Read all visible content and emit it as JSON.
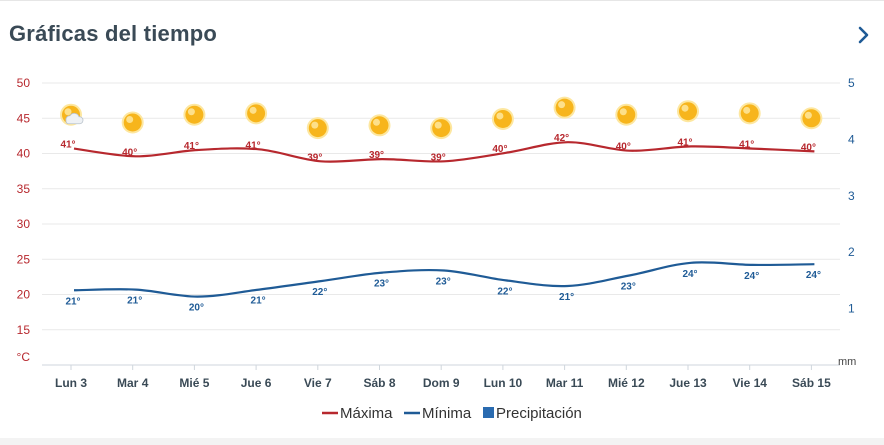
{
  "header": {
    "title": "Gráficas del tiempo",
    "next_icon": "chevron-right-icon"
  },
  "colors": {
    "max": "#b7282e",
    "min": "#1f5b96",
    "precip": "#2a6bb0",
    "sun": "#f7b51c",
    "grid": "#e9e9e9",
    "axis_text": "#444444"
  },
  "chart_data": {
    "type": "line",
    "categories": [
      "Lun 3",
      "Mar 4",
      "Mié 5",
      "Jue 6",
      "Vie 7",
      "Sáb 8",
      "Dom 9",
      "Lun 10",
      "Mar 11",
      "Mié 12",
      "Jue 13",
      "Vie 14",
      "Sáb 15"
    ],
    "series": [
      {
        "name": "Máxima",
        "axis": "left",
        "color": "#b7282e",
        "values": [
          41,
          40,
          41,
          41,
          39,
          39,
          39,
          40,
          42,
          40,
          41,
          41,
          40
        ],
        "labels": [
          "41°",
          "40°",
          "41°",
          "41°",
          "39°",
          "39°",
          "39°",
          "40°",
          "42°",
          "40°",
          "41°",
          "41°",
          "40°"
        ],
        "curve": [
          40.7,
          39.6,
          40.5,
          40.6,
          38.9,
          39.2,
          38.9,
          40.1,
          41.6,
          40.4,
          41.0,
          40.7,
          40.3
        ]
      },
      {
        "name": "Mínima",
        "axis": "left",
        "color": "#1f5b96",
        "values": [
          21,
          21,
          20,
          21,
          22,
          23,
          23,
          22,
          21,
          23,
          24,
          24,
          24
        ],
        "labels": [
          "21°",
          "21°",
          "20°",
          "21°",
          "22°",
          "23°",
          "23°",
          "22°",
          "21°",
          "23°",
          "24°",
          "24°",
          "24°"
        ],
        "curve": [
          20.6,
          20.7,
          19.7,
          20.7,
          21.9,
          23.1,
          23.4,
          22.0,
          21.2,
          22.7,
          24.5,
          24.2,
          24.3
        ]
      },
      {
        "name": "Precipitación",
        "axis": "right",
        "color": "#2a6bb0",
        "values": [
          0,
          0,
          0,
          0,
          0,
          0,
          0,
          0,
          0,
          0,
          0,
          0,
          0
        ]
      }
    ],
    "icons": [
      "sun-cloud-icon",
      "sun-icon",
      "sun-icon",
      "sun-icon",
      "sun-icon",
      "sun-icon",
      "sun-icon",
      "sun-icon",
      "sun-icon",
      "sun-icon",
      "sun-icon",
      "sun-icon",
      "sun-icon"
    ],
    "icon_level": [
      45.5,
      44.4,
      45.5,
      45.7,
      43.6,
      44.0,
      43.6,
      44.9,
      46.5,
      45.5,
      46.0,
      45.7,
      45.0
    ],
    "y_left": {
      "unit": "°C",
      "ticks": [
        15,
        20,
        25,
        30,
        35,
        40,
        45,
        50
      ],
      "range": [
        10,
        50
      ]
    },
    "y_right": {
      "unit": "mm",
      "ticks": [
        1,
        2,
        3,
        4,
        5
      ],
      "range": [
        0,
        5
      ]
    },
    "legend": {
      "position": "bottom-center",
      "items": [
        {
          "label": "Máxima",
          "color": "#b7282e",
          "symbol": "line"
        },
        {
          "label": "Mínima",
          "color": "#1f5b96",
          "symbol": "line"
        },
        {
          "label": "Precipitación",
          "color": "#2a6bb0",
          "symbol": "square"
        }
      ]
    },
    "grid": true
  }
}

☆ ☆ ☆ ☆ ☆

Goal →
Pull out all lines containing "Precipitación".

Expected output →
        "name": "Precipitación",
          "label": "Precipitación",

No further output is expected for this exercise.